RECORDED DATA:
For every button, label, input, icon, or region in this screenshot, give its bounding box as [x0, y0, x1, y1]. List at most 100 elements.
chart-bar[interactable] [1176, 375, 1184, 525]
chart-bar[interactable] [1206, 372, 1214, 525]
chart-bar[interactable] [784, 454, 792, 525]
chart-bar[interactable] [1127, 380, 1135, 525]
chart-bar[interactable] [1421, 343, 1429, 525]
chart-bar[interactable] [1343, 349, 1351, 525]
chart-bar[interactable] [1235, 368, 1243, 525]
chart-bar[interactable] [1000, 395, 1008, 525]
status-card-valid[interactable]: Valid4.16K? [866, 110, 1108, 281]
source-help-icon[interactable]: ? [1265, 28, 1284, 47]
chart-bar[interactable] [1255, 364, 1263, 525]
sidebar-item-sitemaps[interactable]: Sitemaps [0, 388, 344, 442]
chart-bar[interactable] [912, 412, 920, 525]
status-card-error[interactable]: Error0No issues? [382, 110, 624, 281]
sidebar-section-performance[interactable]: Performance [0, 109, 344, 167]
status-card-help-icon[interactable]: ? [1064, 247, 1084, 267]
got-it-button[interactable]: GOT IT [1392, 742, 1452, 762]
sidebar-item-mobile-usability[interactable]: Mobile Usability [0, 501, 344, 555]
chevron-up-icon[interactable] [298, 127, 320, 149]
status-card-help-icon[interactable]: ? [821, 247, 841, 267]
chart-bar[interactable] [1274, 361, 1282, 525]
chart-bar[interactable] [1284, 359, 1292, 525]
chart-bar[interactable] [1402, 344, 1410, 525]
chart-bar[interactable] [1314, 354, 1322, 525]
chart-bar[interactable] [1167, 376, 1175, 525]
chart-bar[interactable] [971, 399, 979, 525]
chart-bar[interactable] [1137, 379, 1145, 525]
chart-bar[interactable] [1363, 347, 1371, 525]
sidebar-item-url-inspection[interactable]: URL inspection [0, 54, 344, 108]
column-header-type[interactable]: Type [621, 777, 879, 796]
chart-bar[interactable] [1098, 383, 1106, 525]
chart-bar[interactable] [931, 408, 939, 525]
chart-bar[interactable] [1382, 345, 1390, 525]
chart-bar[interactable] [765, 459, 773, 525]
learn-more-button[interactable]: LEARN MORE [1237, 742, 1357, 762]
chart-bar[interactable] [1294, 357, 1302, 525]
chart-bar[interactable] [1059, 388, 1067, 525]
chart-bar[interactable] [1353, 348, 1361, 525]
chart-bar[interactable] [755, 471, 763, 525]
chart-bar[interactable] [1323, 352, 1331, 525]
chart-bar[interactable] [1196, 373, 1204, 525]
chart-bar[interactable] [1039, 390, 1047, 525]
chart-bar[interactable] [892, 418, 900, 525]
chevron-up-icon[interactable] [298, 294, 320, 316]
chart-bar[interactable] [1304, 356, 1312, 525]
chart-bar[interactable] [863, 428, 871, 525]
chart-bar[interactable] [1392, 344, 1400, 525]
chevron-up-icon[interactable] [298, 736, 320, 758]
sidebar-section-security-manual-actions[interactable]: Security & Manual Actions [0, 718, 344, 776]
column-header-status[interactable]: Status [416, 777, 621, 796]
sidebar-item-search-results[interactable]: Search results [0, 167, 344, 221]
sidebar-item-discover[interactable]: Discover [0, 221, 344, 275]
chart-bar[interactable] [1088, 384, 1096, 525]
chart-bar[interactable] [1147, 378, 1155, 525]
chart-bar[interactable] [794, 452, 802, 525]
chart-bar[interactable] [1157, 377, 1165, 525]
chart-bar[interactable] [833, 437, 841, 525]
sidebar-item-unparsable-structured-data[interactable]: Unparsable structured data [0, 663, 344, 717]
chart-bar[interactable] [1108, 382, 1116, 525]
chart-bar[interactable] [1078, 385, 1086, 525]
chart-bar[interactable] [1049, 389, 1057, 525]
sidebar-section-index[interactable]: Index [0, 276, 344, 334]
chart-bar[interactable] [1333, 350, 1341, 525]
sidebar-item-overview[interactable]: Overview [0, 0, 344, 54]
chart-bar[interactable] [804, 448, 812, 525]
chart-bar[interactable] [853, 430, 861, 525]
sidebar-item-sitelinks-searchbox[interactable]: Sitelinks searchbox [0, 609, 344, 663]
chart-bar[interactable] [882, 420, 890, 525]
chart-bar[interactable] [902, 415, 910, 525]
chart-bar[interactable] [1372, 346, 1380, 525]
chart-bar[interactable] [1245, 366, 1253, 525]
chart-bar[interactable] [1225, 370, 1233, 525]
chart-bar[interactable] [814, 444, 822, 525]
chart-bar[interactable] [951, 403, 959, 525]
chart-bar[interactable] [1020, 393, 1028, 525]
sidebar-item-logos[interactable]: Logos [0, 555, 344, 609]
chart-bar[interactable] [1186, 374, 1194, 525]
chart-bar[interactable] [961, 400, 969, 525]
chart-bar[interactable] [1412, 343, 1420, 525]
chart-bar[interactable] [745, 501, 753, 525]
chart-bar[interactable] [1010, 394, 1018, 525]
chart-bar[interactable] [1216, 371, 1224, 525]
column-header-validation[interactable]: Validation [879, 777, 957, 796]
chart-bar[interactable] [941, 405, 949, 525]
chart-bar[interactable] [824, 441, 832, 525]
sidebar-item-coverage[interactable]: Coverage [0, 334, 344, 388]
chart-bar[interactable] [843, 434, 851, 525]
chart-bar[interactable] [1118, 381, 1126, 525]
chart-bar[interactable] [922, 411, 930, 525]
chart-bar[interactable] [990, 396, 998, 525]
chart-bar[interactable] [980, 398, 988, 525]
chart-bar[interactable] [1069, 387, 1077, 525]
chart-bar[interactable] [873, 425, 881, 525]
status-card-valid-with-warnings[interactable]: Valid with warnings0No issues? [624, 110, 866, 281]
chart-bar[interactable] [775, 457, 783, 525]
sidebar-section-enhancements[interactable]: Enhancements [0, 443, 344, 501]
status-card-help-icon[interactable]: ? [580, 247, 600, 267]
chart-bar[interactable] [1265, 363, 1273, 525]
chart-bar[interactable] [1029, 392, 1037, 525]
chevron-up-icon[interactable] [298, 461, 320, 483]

INSTRUCTION: Copy all of the records above verbatim, keeping every line and its order unchanged.

SOLUTION TO THIS PROBLEM:
For every button, label, input, icon, or region in this screenshot, give its bounding box as [x0, y0, x1, y1]. List at most 100 elements.
chart-bar[interactable] [1176, 375, 1184, 525]
chart-bar[interactable] [1206, 372, 1214, 525]
chart-bar[interactable] [784, 454, 792, 525]
chart-bar[interactable] [1127, 380, 1135, 525]
chart-bar[interactable] [1421, 343, 1429, 525]
chart-bar[interactable] [1343, 349, 1351, 525]
chart-bar[interactable] [1235, 368, 1243, 525]
chart-bar[interactable] [1000, 395, 1008, 525]
status-card-valid[interactable]: Valid4.16K? [866, 110, 1108, 281]
source-help-icon[interactable]: ? [1265, 28, 1284, 47]
chart-bar[interactable] [1255, 364, 1263, 525]
sidebar-item-sitemaps[interactable]: Sitemaps [0, 388, 344, 442]
chart-bar[interactable] [912, 412, 920, 525]
status-card-error[interactable]: Error0No issues? [382, 110, 624, 281]
sidebar-section-performance[interactable]: Performance [0, 109, 344, 167]
status-card-help-icon[interactable]: ? [1064, 247, 1084, 267]
got-it-button[interactable]: GOT IT [1392, 742, 1452, 762]
sidebar-item-mobile-usability[interactable]: Mobile Usability [0, 501, 344, 555]
chevron-up-icon[interactable] [298, 127, 320, 149]
status-card-help-icon[interactable]: ? [821, 247, 841, 267]
chart-bar[interactable] [1274, 361, 1282, 525]
chart-bar[interactable] [1284, 359, 1292, 525]
chart-bar[interactable] [1402, 344, 1410, 525]
chart-bar[interactable] [1314, 354, 1322, 525]
chart-bar[interactable] [1167, 376, 1175, 525]
chart-bar[interactable] [971, 399, 979, 525]
chart-bar[interactable] [1137, 379, 1145, 525]
chart-bar[interactable] [1363, 347, 1371, 525]
sidebar-item-url-inspection[interactable]: URL inspection [0, 54, 344, 108]
column-header-type[interactable]: Type [621, 777, 879, 796]
chart-bar[interactable] [1098, 383, 1106, 525]
chart-bar[interactable] [931, 408, 939, 525]
chart-bar[interactable] [1382, 345, 1390, 525]
chart-bar[interactable] [765, 459, 773, 525]
learn-more-button[interactable]: LEARN MORE [1237, 742, 1357, 762]
chart-bar[interactable] [1294, 357, 1302, 525]
chart-bar[interactable] [1059, 388, 1067, 525]
chart-bar[interactable] [1353, 348, 1361, 525]
chart-bar[interactable] [755, 471, 763, 525]
chart-bar[interactable] [1323, 352, 1331, 525]
chart-bar[interactable] [1196, 373, 1204, 525]
chart-bar[interactable] [1039, 390, 1047, 525]
chart-bar[interactable] [892, 418, 900, 525]
chevron-up-icon[interactable] [298, 294, 320, 316]
chart-bar[interactable] [1304, 356, 1312, 525]
chart-bar[interactable] [863, 428, 871, 525]
chart-bar[interactable] [1392, 344, 1400, 525]
chevron-up-icon[interactable] [298, 736, 320, 758]
sidebar-section-security-manual-actions[interactable]: Security & Manual Actions [0, 718, 344, 776]
column-header-status[interactable]: Status [416, 777, 621, 796]
sidebar-item-search-results[interactable]: Search results [0, 167, 344, 221]
sidebar-item-discover[interactable]: Discover [0, 221, 344, 275]
chart-bar[interactable] [1088, 384, 1096, 525]
chart-bar[interactable] [1147, 378, 1155, 525]
chart-bar[interactable] [794, 452, 802, 525]
chart-bar[interactable] [1157, 377, 1165, 525]
chart-bar[interactable] [833, 437, 841, 525]
sidebar-item-unparsable-structured-data[interactable]: Unparsable structured data [0, 663, 344, 717]
chart-bar[interactable] [1108, 382, 1116, 525]
chart-bar[interactable] [1078, 385, 1086, 525]
chart-bar[interactable] [1049, 389, 1057, 525]
sidebar-section-index[interactable]: Index [0, 276, 344, 334]
chart-bar[interactable] [1333, 350, 1341, 525]
sidebar-item-overview[interactable]: Overview [0, 0, 344, 54]
chart-bar[interactable] [804, 448, 812, 525]
chart-bar[interactable] [853, 430, 861, 525]
sidebar-item-sitelinks-searchbox[interactable]: Sitelinks searchbox [0, 609, 344, 663]
chart-bar[interactable] [882, 420, 890, 525]
chart-bar[interactable] [902, 415, 910, 525]
chart-bar[interactable] [1372, 346, 1380, 525]
chart-bar[interactable] [1245, 366, 1253, 525]
chart-bar[interactable] [1225, 370, 1233, 525]
chart-bar[interactable] [814, 444, 822, 525]
chart-bar[interactable] [951, 403, 959, 525]
chart-bar[interactable] [1020, 393, 1028, 525]
sidebar-item-logos[interactable]: Logos [0, 555, 344, 609]
chart-bar[interactable] [1186, 374, 1194, 525]
chart-bar[interactable] [961, 400, 969, 525]
chart-bar[interactable] [1412, 343, 1420, 525]
chart-bar[interactable] [745, 501, 753, 525]
chart-bar[interactable] [1010, 394, 1018, 525]
chart-bar[interactable] [1216, 371, 1224, 525]
column-header-validation[interactable]: Validation [879, 777, 957, 796]
chart-bar[interactable] [941, 405, 949, 525]
chart-bar[interactable] [824, 441, 832, 525]
sidebar-item-coverage[interactable]: Coverage [0, 334, 344, 388]
chart-bar[interactable] [843, 434, 851, 525]
chart-bar[interactable] [1118, 381, 1126, 525]
chart-bar[interactable] [922, 411, 930, 525]
chart-bar[interactable] [990, 396, 998, 525]
chart-bar[interactable] [980, 398, 988, 525]
chart-bar[interactable] [1069, 387, 1077, 525]
chart-bar[interactable] [873, 425, 881, 525]
status-card-valid-with-warnings[interactable]: Valid with warnings0No issues? [624, 110, 866, 281]
chart-bar[interactable] [775, 457, 783, 525]
sidebar-section-enhancements[interactable]: Enhancements [0, 443, 344, 501]
status-card-help-icon[interactable]: ? [580, 247, 600, 267]
chart-bar[interactable] [1265, 363, 1273, 525]
chart-bar[interactable] [1029, 392, 1037, 525]
chevron-up-icon[interactable] [298, 461, 320, 483]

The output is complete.